— Start DATA TO USE —

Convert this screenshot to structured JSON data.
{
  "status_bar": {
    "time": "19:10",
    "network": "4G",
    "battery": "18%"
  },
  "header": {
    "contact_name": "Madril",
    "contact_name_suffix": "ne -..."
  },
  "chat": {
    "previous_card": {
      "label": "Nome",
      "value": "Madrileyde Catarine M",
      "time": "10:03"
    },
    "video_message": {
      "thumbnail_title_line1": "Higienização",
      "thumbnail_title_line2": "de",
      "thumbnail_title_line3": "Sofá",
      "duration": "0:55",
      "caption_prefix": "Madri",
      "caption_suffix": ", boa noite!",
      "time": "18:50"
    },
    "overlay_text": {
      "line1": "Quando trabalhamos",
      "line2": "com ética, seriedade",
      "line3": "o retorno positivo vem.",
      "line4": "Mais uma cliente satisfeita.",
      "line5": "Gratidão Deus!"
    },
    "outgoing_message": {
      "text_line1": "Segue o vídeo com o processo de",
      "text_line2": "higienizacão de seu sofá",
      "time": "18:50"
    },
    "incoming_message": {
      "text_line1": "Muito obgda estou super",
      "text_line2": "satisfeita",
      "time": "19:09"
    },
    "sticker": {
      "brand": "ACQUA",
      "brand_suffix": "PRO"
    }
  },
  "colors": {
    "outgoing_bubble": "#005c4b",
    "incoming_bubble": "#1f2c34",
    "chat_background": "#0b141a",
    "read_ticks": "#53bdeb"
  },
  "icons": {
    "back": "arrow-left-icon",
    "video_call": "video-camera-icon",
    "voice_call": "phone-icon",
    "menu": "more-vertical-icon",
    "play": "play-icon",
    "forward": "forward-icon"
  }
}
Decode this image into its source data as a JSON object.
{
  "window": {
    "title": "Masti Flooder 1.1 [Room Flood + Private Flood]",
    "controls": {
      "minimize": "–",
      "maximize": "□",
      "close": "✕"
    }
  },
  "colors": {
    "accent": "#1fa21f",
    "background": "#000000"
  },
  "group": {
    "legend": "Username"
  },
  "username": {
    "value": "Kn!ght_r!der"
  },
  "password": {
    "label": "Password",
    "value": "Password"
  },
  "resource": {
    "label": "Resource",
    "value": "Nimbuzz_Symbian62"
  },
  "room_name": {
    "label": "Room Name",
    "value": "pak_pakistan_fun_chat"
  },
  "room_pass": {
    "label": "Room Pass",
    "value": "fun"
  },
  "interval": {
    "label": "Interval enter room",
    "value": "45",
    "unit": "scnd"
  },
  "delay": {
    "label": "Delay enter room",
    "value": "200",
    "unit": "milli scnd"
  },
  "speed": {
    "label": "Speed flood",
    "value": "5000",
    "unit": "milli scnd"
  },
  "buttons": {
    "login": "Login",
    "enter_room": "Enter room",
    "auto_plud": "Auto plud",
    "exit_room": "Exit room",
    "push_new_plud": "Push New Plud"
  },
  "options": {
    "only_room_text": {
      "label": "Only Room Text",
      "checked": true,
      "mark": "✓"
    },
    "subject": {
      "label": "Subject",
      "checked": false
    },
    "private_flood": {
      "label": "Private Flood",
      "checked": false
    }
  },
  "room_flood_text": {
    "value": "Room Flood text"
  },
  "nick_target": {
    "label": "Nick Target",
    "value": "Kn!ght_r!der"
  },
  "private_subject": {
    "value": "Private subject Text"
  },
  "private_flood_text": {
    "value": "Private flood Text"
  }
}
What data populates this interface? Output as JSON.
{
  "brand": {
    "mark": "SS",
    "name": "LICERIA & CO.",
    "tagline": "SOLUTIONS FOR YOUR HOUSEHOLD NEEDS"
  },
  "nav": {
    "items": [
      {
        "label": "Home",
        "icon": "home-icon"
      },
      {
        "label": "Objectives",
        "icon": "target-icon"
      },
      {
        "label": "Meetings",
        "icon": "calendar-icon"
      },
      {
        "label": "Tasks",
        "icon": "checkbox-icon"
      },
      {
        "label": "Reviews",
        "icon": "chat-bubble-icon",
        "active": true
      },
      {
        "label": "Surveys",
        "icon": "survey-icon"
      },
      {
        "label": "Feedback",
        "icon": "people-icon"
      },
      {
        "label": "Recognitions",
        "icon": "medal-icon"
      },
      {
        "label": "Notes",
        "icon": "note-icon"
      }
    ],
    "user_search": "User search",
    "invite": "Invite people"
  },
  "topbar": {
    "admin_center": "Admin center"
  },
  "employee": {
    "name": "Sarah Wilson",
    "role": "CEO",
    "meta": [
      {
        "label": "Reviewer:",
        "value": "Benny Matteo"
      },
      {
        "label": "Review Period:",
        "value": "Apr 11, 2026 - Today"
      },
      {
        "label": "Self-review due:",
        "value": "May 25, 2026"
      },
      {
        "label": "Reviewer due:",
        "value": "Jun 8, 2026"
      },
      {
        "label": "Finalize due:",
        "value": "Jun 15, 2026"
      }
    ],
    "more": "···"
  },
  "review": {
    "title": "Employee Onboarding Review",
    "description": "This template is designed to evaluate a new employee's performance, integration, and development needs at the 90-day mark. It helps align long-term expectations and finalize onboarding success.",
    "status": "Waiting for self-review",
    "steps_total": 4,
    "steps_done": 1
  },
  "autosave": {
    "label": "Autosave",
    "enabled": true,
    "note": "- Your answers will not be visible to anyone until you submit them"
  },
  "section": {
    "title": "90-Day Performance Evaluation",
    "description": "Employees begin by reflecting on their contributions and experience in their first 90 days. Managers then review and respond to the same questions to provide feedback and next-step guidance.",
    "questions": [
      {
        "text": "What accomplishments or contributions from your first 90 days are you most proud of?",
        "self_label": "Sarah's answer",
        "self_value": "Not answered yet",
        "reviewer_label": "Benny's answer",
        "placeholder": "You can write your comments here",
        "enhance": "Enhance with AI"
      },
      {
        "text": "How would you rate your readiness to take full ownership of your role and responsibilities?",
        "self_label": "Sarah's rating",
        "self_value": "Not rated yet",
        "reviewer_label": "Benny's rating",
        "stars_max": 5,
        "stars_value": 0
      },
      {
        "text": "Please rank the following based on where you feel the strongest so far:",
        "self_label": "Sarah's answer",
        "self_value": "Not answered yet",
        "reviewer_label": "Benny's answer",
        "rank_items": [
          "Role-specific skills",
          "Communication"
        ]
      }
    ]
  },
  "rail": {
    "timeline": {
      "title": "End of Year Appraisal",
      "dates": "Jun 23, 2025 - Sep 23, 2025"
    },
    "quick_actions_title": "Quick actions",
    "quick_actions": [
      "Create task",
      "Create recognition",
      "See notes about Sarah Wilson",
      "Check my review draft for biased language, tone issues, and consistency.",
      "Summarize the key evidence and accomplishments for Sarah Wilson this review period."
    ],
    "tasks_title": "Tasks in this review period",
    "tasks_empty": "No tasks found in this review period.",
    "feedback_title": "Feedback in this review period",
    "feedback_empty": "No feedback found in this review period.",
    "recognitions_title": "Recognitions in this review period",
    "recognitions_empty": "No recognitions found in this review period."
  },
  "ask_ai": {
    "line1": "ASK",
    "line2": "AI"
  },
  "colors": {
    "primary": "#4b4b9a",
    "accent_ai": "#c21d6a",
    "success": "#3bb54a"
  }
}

— End DATA TO USE —

▸ **REQUIREMENT**: Your task is to return the full listing exactly as it was given.

▸ **CORRECT RESULT**:
Convert this screenshot to structured JSON data.
{
  "status_bar": {
    "time": "19:10",
    "network": "4G",
    "battery": "18%"
  },
  "header": {
    "contact_name": "Madril",
    "contact_name_suffix": "ne -..."
  },
  "chat": {
    "previous_card": {
      "label": "Nome",
      "value": "Madrileyde Catarine M",
      "time": "10:03"
    },
    "video_message": {
      "thumbnail_title_line1": "Higienização",
      "thumbnail_title_line2": "de",
      "thumbnail_title_line3": "Sofá",
      "duration": "0:55",
      "caption_prefix": "Madri",
      "caption_suffix": ", boa noite!",
      "time": "18:50"
    },
    "overlay_text": {
      "line1": "Quando trabalhamos",
      "line2": "com ética, seriedade",
      "line3": "o retorno positivo vem.",
      "line4": "Mais uma cliente satisfeita.",
      "line5": "Gratidão Deus!"
    },
    "outgoing_message": {
      "text_line1": "Segue o vídeo com o processo de",
      "text_line2": "higienizacão de seu sofá",
      "time": "18:50"
    },
    "incoming_message": {
      "text_line1": "Muito obgda estou super",
      "text_line2": "satisfeita",
      "time": "19:09"
    },
    "sticker": {
      "brand": "ACQUA",
      "brand_suffix": "PRO"
    }
  },
  "colors": {
    "outgoing_bubble": "#005c4b",
    "incoming_bubble": "#1f2c34",
    "chat_background": "#0b141a",
    "read_ticks": "#53bdeb"
  },
  "icons": {
    "back": "arrow-left-icon",
    "video_call": "video-camera-icon",
    "voice_call": "phone-icon",
    "menu": "more-vertical-icon",
    "play": "play-icon",
    "forward": "forward-icon"
  }
}
Decode this image into its source data as a JSON object.
{
  "window": {
    "title": "Masti Flooder 1.1 [Room Flood + Private Flood]",
    "controls": {
      "minimize": "–",
      "maximize": "□",
      "close": "✕"
    }
  },
  "colors": {
    "accent": "#1fa21f",
    "background": "#000000"
  },
  "group": {
    "legend": "Username"
  },
  "username": {
    "value": "Kn!ght_r!der"
  },
  "password": {
    "label": "Password",
    "value": "Password"
  },
  "resource": {
    "label": "Resource",
    "value": "Nimbuzz_Symbian62"
  },
  "room_name": {
    "label": "Room Name",
    "value": "pak_pakistan_fun_chat"
  },
  "room_pass": {
    "label": "Room Pass",
    "value": "fun"
  },
  "interval": {
    "label": "Interval enter room",
    "value": "45",
    "unit": "scnd"
  },
  "delay": {
    "label": "Delay enter room",
    "value": "200",
    "unit": "milli scnd"
  },
  "speed": {
    "label": "Speed flood",
    "value": "5000",
    "unit": "milli scnd"
  },
  "buttons": {
    "login": "Login",
    "enter_room": "Enter room",
    "auto_plud": "Auto plud",
    "exit_room": "Exit room",
    "push_new_plud": "Push New Plud"
  },
  "options": {
    "only_room_text": {
      "label": "Only Room Text",
      "checked": true,
      "mark": "✓"
    },
    "subject": {
      "label": "Subject",
      "checked": false
    },
    "private_flood": {
      "label": "Private Flood",
      "checked": false
    }
  },
  "room_flood_text": {
    "value": "Room Flood text"
  },
  "nick_target": {
    "label": "Nick Target",
    "value": "Kn!ght_r!der"
  },
  "private_subject": {
    "value": "Private subject Text"
  },
  "private_flood_text": {
    "value": "Private flood Text"
  }
}
What data populates this interface? Output as JSON.
{
  "brand": {
    "mark": "SS",
    "name": "LICERIA & CO.",
    "tagline": "SOLUTIONS FOR YOUR HOUSEHOLD NEEDS"
  },
  "nav": {
    "items": [
      {
        "label": "Home",
        "icon": "home-icon"
      },
      {
        "label": "Objectives",
        "icon": "target-icon"
      },
      {
        "label": "Meetings",
        "icon": "calendar-icon"
      },
      {
        "label": "Tasks",
        "icon": "checkbox-icon"
      },
      {
        "label": "Reviews",
        "icon": "chat-bubble-icon",
        "active": true
      },
      {
        "label": "Surveys",
        "icon": "survey-icon"
      },
      {
        "label": "Feedback",
        "icon": "people-icon"
      },
      {
        "label": "Recognitions",
        "icon": "medal-icon"
      },
      {
        "label": "Notes",
        "icon": "note-icon"
      }
    ],
    "user_search": "User search",
    "invite": "Invite people"
  },
  "topbar": {
    "admin_center": "Admin center"
  },
  "employee": {
    "name": "Sarah Wilson",
    "role": "CEO",
    "meta": [
      {
        "label": "Reviewer:",
        "value": "Benny Matteo"
      },
      {
        "label": "Review Period:",
        "value": "Apr 11, 2026 - Today"
      },
      {
        "label": "Self-review due:",
        "value": "May 25, 2026"
      },
      {
        "label": "Reviewer due:",
        "value": "Jun 8, 2026"
      },
      {
        "label": "Finalize due:",
        "value": "Jun 15, 2026"
      }
    ],
    "more": "···"
  },
  "review": {
    "title": "Employee Onboarding Review",
    "description": "This template is designed to evaluate a new employee's performance, integration, and development needs at the 90-day mark. It helps align long-term expectations and finalize onboarding success.",
    "status": "Waiting for self-review",
    "steps_total": 4,
    "steps_done": 1
  },
  "autosave": {
    "label": "Autosave",
    "enabled": true,
    "note": "- Your answers will not be visible to anyone until you submit them"
  },
  "section": {
    "title": "90-Day Performance Evaluation",
    "description": "Employees begin by reflecting on their contributions and experience in their first 90 days. Managers then review and respond to the same questions to provide feedback and next-step guidance.",
    "questions": [
      {
        "text": "What accomplishments or contributions from your first 90 days are you most proud of?",
        "self_label": "Sarah's answer",
        "self_value": "Not answered yet",
        "reviewer_label": "Benny's answer",
        "placeholder": "You can write your comments here",
        "enhance": "Enhance with AI"
      },
      {
        "text": "How would you rate your readiness to take full ownership of your role and responsibilities?",
        "self_label": "Sarah's rating",
        "self_value": "Not rated yet",
        "reviewer_label": "Benny's rating",
        "stars_max": 5,
        "stars_value": 0
      },
      {
        "text": "Please rank the following based on where you feel the strongest so far:",
        "self_label": "Sarah's answer",
        "self_value": "Not answered yet",
        "reviewer_label": "Benny's answer",
        "rank_items": [
          "Role-specific skills",
          "Communication"
        ]
      }
    ]
  },
  "rail": {
    "timeline": {
      "title": "End of Year Appraisal",
      "dates": "Jun 23, 2025 - Sep 23, 2025"
    },
    "quick_actions_title": "Quick actions",
    "quick_actions": [
      "Create task",
      "Create recognition",
      "See notes about Sarah Wilson",
      "Check my review draft for biased language, tone issues, and consistency.",
      "Summarize the key evidence and accomplishments for Sarah Wilson this review period."
    ],
    "tasks_title": "Tasks in this review period",
    "tasks_empty": "No tasks found in this review period.",
    "feedback_title": "Feedback in this review period",
    "feedback_empty": "No feedback found in this review period.",
    "recognitions_title": "Recognitions in this review period",
    "recognitions_empty": "No recognitions found in this review period."
  },
  "ask_ai": {
    "line1": "ASK",
    "line2": "AI"
  },
  "colors": {
    "primary": "#4b4b9a",
    "accent_ai": "#c21d6a",
    "success": "#3bb54a"
  }
}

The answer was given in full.